TASK: Scan the entries below. List each line with "ciemne".

──────────────────────────────

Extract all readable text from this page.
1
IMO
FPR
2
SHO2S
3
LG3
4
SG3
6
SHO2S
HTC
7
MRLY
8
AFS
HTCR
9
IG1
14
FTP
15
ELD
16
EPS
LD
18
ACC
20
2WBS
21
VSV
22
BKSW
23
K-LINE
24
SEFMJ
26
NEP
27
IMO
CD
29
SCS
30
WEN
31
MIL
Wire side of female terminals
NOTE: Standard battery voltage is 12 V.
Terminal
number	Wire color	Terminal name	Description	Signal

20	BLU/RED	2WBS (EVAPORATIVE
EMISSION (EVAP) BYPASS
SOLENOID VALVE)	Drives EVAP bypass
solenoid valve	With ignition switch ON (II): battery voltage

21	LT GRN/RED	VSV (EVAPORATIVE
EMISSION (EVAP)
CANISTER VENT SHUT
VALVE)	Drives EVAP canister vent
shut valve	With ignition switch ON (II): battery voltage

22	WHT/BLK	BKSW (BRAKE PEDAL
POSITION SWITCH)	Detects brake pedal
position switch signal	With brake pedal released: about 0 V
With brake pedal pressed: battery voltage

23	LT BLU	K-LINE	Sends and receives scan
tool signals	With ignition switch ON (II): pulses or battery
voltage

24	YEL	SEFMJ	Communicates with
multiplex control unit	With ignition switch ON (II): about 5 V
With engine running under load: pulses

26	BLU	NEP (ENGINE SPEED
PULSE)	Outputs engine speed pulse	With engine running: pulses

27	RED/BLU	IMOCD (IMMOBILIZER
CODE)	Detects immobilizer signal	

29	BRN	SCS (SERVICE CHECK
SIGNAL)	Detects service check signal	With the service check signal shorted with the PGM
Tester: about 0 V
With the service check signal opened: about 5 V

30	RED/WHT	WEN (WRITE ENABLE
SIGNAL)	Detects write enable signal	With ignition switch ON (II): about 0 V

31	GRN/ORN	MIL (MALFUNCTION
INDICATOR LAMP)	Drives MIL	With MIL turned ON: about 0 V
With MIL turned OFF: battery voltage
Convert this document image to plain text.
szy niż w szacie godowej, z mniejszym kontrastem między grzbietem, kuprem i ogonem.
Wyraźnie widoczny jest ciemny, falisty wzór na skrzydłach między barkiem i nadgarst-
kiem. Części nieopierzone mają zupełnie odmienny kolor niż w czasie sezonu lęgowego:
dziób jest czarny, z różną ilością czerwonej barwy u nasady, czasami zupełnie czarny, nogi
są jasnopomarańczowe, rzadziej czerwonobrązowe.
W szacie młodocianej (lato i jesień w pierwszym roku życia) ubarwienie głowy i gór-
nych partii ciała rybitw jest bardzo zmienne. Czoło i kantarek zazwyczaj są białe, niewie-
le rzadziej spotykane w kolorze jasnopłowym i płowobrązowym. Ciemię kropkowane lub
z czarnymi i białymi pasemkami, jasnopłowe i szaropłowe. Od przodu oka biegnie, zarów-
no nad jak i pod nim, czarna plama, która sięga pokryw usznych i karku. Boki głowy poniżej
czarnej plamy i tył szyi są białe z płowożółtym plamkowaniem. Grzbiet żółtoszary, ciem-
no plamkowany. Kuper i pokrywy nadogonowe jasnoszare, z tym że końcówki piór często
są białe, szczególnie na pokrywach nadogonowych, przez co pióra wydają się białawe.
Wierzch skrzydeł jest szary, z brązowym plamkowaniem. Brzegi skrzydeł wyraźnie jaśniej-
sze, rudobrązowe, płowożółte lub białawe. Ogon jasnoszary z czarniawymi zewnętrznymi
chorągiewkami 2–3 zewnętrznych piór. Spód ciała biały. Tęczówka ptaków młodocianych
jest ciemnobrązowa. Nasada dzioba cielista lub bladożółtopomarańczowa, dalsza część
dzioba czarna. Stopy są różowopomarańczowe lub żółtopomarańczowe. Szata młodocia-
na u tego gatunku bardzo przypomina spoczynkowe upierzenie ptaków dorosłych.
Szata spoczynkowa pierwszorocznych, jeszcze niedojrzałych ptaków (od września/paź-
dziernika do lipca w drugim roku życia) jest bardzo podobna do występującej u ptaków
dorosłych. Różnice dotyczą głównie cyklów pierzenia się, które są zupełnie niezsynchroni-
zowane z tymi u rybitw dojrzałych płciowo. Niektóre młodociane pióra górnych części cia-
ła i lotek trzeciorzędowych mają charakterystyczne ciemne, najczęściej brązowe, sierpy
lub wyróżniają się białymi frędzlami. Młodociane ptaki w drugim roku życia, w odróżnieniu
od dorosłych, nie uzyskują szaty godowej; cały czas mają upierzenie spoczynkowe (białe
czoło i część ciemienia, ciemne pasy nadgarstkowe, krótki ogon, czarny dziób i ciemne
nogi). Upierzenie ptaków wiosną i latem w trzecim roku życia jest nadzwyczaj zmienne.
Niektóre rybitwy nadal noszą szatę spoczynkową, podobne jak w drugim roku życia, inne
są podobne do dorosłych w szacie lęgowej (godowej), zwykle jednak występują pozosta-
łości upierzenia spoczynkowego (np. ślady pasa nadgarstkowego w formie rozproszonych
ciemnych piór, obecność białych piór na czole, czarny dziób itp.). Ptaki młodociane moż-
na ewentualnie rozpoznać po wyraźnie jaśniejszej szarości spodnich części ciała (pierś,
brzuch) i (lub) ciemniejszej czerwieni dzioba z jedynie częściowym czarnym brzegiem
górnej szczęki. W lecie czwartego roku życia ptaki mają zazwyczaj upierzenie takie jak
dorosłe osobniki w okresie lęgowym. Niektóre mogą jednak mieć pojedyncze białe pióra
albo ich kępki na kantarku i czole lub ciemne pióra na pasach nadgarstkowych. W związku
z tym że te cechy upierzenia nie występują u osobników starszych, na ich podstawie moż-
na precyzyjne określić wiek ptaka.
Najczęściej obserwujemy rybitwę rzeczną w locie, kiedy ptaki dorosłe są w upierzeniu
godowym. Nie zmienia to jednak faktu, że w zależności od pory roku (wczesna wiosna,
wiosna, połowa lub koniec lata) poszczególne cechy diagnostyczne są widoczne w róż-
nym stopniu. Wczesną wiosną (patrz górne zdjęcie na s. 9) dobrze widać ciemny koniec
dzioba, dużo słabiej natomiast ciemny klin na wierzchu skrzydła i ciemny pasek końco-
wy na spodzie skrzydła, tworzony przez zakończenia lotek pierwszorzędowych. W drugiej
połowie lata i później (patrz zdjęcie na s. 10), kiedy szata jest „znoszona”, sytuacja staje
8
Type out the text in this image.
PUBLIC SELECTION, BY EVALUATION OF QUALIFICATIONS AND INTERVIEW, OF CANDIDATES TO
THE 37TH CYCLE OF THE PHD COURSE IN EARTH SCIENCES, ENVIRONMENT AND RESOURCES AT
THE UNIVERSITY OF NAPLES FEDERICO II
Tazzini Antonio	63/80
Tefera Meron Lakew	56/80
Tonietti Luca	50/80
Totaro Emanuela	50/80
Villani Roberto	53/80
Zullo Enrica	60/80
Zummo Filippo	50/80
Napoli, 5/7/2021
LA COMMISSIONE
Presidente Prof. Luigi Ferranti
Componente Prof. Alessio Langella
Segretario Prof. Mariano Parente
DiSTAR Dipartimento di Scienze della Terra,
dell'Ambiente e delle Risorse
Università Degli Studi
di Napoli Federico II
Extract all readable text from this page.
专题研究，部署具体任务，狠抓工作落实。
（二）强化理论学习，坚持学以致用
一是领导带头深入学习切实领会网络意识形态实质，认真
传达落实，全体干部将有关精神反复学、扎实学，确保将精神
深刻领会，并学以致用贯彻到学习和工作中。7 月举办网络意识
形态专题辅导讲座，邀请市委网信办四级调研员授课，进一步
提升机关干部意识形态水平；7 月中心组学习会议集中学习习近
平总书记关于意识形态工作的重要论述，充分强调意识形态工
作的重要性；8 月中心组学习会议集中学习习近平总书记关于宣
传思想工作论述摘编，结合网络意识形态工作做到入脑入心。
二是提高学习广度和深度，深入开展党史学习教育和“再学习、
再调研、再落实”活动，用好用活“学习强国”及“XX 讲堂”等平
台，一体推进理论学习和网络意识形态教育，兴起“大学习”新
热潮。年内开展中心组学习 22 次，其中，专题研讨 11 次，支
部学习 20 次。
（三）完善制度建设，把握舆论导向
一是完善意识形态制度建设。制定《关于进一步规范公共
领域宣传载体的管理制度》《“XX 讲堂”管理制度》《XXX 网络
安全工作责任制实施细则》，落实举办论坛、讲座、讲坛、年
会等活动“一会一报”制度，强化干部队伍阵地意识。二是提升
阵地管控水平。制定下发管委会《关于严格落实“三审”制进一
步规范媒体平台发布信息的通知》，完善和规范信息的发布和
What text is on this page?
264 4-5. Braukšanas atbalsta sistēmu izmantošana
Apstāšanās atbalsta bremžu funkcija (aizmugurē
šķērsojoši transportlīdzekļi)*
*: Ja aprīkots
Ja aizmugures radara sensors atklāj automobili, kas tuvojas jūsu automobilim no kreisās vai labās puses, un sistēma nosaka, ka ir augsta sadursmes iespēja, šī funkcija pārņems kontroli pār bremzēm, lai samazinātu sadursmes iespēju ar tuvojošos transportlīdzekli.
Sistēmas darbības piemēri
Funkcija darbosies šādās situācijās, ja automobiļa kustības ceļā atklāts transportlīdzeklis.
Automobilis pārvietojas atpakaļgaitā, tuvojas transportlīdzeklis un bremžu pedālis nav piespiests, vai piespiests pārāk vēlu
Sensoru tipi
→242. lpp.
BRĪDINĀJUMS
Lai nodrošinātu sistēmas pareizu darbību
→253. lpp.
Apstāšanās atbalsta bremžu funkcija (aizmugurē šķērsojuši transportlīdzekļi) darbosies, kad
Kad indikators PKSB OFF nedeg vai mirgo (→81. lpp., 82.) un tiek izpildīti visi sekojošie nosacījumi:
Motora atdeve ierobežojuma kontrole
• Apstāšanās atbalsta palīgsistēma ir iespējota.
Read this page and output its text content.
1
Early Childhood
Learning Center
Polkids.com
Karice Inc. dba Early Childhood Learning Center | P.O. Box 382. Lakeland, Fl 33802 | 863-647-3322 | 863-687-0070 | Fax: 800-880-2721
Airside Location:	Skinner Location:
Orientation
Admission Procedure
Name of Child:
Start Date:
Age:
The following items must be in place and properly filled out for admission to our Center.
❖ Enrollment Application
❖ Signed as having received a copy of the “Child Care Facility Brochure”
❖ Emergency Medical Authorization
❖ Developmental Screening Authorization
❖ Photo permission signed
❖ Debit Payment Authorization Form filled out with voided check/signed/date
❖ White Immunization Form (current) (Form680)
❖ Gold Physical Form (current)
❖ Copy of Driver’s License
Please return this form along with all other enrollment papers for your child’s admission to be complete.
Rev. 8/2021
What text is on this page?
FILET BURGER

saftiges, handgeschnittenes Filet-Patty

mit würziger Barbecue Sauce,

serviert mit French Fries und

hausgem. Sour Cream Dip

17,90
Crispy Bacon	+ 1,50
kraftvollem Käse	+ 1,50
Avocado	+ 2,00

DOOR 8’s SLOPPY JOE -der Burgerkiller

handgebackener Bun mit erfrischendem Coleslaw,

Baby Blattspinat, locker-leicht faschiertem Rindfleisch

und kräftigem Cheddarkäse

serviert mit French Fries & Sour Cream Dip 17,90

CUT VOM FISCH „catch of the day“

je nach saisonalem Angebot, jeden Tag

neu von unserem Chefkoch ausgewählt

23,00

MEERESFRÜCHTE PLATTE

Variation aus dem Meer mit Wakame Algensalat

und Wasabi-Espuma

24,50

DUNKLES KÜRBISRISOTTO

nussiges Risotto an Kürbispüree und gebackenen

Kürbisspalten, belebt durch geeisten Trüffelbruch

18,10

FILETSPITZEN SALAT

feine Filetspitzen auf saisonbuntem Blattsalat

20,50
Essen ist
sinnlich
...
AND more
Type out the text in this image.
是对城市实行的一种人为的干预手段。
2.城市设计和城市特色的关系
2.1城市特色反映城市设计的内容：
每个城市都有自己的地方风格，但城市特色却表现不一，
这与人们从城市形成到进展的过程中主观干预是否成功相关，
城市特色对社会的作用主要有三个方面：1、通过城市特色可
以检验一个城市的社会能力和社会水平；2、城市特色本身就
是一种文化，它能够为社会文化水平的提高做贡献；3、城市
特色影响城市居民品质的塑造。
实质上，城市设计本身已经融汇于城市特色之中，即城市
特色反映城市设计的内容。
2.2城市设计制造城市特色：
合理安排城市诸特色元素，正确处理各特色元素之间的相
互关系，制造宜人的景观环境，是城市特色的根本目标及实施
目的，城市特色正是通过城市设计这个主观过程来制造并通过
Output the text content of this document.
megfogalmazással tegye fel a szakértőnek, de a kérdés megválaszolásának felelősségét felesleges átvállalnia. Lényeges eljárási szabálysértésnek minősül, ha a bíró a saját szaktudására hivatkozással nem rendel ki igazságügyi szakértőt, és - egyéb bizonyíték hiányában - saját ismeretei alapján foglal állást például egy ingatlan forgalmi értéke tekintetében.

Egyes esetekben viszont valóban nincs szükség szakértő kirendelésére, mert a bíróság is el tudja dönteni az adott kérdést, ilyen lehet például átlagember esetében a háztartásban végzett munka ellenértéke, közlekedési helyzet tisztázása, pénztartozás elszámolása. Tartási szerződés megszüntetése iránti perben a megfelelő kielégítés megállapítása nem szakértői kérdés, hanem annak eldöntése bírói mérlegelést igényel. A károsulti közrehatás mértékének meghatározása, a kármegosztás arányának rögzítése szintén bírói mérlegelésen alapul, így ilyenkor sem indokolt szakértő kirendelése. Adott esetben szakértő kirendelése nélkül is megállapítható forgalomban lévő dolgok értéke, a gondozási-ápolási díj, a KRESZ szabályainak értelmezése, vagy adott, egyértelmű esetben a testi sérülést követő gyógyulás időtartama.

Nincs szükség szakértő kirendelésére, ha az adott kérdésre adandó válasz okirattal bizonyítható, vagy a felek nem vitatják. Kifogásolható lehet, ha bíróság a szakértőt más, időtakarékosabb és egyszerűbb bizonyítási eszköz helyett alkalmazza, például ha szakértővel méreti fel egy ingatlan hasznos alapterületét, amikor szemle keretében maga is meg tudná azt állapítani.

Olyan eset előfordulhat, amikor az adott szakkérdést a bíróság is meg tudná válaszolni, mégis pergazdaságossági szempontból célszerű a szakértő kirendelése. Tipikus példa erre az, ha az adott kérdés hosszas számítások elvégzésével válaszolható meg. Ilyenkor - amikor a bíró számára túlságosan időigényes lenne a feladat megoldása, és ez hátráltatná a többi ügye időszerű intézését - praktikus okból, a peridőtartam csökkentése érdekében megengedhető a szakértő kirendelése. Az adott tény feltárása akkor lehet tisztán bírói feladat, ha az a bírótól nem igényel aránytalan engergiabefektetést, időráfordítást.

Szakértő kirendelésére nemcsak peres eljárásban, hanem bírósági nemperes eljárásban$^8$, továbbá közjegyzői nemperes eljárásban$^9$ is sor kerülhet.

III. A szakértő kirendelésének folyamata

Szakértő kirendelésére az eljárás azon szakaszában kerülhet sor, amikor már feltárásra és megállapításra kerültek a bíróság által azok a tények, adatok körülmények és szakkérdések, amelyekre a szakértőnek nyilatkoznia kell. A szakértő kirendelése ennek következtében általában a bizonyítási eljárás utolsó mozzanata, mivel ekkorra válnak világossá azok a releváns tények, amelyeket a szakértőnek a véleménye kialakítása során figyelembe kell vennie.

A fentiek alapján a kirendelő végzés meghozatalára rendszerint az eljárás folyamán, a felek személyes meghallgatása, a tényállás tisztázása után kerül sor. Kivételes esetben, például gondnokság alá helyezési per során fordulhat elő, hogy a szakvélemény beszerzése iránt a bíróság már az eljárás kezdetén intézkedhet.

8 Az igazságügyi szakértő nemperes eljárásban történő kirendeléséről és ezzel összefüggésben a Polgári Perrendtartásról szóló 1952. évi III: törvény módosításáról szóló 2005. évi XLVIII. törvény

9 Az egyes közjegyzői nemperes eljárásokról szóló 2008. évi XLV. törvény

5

──────────────────────────────

ANSWER TO THIS EXERCISE:
ła i lotek trzeciorzędowych mają charakterystyczne ciemne, najczęściej brązowe, sierpy
czoło i część ciemienia, ciemne pasy nadgarstkowe, krótki ogon, czarny dziób i ciemne
albo ich kępki na kantarku i czole lub ciemne pióra na pasach nadgarstkowych. W związku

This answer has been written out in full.